AIM: Identify each line below that contains the word "Aelian", and copy it out.

Begin MATERIAL FOR THIS EXERCISE

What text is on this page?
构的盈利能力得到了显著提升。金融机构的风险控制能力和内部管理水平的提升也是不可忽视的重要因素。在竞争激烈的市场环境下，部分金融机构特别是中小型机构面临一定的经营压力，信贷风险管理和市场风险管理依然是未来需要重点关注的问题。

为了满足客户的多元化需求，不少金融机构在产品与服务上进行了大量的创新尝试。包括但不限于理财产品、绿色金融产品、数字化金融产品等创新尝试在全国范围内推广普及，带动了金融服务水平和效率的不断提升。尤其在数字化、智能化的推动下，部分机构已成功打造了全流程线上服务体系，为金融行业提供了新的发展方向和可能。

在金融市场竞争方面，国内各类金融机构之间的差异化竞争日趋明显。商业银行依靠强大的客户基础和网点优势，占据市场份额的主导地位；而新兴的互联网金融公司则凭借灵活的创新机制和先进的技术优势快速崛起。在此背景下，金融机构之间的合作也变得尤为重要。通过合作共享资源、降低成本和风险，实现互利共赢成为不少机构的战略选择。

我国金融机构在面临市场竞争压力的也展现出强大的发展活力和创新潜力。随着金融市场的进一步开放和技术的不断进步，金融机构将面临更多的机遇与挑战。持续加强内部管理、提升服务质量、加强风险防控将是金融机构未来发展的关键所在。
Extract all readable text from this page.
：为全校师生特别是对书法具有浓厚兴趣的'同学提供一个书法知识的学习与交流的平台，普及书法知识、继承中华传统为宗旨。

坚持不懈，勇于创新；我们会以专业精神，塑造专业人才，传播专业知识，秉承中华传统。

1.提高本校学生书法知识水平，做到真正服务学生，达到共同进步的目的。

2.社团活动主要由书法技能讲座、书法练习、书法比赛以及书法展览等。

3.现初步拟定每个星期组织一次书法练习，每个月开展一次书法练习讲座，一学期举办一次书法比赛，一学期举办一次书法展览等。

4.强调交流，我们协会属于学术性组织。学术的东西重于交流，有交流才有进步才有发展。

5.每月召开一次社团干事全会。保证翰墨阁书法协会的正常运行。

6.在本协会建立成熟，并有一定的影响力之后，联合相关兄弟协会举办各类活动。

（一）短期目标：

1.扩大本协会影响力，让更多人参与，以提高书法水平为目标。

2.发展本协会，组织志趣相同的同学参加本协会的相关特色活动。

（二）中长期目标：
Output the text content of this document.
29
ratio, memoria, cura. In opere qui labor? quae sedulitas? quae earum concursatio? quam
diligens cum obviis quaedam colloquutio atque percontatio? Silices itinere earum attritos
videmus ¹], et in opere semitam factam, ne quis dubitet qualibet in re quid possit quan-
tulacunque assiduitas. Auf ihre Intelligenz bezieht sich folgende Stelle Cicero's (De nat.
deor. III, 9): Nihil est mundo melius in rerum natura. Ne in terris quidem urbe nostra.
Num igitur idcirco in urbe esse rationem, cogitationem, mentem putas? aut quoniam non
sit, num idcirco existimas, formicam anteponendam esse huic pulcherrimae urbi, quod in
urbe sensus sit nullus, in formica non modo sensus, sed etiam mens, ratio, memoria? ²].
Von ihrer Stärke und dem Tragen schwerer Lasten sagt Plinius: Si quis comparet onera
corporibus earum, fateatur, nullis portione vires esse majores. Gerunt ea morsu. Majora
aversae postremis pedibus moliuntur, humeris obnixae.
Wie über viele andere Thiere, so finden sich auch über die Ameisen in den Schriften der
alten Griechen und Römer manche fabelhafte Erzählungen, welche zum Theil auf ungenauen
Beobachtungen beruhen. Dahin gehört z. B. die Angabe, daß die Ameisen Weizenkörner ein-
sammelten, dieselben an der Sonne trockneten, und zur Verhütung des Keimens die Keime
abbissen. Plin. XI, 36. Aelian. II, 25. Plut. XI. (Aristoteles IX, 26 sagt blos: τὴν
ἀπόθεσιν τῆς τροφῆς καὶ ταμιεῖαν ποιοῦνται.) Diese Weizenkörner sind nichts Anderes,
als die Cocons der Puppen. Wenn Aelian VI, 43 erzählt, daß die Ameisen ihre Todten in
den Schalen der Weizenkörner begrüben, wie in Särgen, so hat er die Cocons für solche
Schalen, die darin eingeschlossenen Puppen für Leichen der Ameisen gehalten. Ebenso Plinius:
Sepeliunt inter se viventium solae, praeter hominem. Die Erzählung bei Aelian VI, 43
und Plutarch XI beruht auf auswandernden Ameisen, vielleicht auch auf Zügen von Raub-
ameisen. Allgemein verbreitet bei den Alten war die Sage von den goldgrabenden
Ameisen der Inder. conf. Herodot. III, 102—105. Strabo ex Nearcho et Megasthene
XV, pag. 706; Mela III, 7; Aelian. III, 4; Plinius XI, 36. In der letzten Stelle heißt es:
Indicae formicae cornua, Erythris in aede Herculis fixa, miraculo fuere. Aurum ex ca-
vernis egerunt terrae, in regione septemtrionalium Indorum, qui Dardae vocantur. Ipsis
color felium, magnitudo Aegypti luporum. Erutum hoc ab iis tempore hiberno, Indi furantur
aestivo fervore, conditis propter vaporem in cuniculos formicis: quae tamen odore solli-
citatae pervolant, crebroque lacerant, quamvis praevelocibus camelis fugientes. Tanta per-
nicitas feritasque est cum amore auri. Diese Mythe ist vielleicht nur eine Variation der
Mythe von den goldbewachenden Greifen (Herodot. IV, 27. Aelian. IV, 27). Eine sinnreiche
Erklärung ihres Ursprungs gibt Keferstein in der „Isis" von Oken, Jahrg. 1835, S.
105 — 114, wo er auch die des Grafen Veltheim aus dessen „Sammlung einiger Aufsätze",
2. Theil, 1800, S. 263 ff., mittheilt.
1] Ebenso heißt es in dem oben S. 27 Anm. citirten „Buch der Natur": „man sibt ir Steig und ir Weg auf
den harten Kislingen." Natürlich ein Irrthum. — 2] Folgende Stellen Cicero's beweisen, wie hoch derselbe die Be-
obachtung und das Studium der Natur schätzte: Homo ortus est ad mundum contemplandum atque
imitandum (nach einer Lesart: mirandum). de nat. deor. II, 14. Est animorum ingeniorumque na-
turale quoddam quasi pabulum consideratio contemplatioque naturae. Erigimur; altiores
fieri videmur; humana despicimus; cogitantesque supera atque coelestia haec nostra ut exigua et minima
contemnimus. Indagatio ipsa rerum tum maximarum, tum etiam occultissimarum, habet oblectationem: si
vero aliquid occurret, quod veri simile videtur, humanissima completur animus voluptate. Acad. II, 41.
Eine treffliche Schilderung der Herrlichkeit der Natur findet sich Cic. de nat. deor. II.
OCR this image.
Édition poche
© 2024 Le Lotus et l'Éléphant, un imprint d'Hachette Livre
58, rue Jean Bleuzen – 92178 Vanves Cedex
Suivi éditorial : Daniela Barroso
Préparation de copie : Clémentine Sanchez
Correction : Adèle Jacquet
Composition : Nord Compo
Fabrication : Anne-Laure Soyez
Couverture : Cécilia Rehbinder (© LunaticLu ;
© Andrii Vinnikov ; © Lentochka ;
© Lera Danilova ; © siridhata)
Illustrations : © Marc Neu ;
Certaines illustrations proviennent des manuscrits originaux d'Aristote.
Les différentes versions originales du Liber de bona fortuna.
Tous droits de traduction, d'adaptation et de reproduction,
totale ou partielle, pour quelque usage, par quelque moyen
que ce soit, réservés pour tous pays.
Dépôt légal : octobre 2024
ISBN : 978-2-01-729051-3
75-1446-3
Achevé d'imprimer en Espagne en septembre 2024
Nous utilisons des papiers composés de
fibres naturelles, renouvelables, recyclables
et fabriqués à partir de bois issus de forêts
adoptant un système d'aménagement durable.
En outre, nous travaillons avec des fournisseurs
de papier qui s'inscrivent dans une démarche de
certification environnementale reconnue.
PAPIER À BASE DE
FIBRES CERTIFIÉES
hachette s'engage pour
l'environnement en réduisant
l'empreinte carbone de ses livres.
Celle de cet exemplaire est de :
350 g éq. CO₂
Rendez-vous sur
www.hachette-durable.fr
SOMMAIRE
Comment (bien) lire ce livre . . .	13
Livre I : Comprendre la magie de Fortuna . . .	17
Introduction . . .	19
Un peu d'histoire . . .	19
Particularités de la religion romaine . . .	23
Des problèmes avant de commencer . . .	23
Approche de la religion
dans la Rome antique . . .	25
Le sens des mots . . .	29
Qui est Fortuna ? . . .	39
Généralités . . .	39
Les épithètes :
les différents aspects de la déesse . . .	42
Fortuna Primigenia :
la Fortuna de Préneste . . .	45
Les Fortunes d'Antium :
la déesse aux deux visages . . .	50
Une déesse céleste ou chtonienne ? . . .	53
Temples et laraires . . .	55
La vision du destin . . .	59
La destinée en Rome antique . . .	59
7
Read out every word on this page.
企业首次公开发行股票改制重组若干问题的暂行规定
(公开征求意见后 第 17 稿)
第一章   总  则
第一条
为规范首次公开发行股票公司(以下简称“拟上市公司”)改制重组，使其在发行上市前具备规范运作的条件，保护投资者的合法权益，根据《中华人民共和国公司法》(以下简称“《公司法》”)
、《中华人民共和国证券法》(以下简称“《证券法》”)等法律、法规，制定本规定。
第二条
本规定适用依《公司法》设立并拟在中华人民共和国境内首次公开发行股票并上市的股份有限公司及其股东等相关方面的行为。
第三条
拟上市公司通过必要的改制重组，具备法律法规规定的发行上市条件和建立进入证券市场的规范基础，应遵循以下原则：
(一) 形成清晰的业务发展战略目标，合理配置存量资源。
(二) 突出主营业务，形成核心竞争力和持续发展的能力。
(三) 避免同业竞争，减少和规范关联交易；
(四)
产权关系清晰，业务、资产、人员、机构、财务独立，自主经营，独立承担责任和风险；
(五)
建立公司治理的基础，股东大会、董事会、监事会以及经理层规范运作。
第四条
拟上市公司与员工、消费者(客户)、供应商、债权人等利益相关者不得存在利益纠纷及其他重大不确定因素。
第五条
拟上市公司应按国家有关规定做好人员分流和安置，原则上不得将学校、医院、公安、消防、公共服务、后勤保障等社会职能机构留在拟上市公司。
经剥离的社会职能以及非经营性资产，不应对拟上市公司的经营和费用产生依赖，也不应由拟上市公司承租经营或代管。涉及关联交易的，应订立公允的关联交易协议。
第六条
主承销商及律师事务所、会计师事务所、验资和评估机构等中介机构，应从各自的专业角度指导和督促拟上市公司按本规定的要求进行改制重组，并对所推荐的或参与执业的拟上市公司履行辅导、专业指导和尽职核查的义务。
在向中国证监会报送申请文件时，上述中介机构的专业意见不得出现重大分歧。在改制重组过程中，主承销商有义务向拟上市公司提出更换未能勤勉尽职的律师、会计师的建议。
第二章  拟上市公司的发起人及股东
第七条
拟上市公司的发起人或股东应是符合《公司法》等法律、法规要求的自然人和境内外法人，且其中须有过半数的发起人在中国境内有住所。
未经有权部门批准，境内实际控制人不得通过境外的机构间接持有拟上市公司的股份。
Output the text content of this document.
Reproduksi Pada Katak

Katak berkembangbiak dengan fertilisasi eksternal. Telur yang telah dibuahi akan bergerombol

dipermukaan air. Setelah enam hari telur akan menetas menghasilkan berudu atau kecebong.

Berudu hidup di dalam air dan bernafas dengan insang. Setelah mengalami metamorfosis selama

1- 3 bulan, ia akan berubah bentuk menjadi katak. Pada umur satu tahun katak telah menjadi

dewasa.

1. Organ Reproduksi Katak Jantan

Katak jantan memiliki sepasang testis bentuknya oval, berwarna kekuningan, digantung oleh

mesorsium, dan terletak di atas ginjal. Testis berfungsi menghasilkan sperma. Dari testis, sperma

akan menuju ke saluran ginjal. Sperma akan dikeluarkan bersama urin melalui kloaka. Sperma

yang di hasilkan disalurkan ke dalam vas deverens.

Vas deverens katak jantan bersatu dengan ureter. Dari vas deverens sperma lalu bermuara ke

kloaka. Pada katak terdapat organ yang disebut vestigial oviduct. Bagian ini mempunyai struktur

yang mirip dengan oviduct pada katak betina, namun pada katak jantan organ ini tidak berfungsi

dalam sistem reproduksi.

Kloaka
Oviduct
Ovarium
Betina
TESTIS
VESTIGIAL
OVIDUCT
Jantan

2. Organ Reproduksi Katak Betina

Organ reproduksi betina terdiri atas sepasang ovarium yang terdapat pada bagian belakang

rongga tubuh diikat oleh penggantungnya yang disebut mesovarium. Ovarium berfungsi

End MATERIAL FOR THIS EXERCISE

FINAL ANSWER:
abbissen. Plin. XI, 36. Aelian. II, 25. Plut. XI. (Aristoteles IX, 26 sagt blos: τὴν
als die Cocons der Puppen. Wenn Aelian VI, 43 erzählt, daß die Ameisen ihre Todten in
Sepeliunt inter se viventium solae, praeter hominem. Die Erzählung bei Aelian VI, 43
XV, pag. 706; Mela III, 7; Aelian. III, 4; Plinius XI, 36. In der letzten Stelle heißt es:
Mythe von den goldbewachenden Greifen (Herodot. IV, 27. Aelian. IV, 27). Eine sinnreiche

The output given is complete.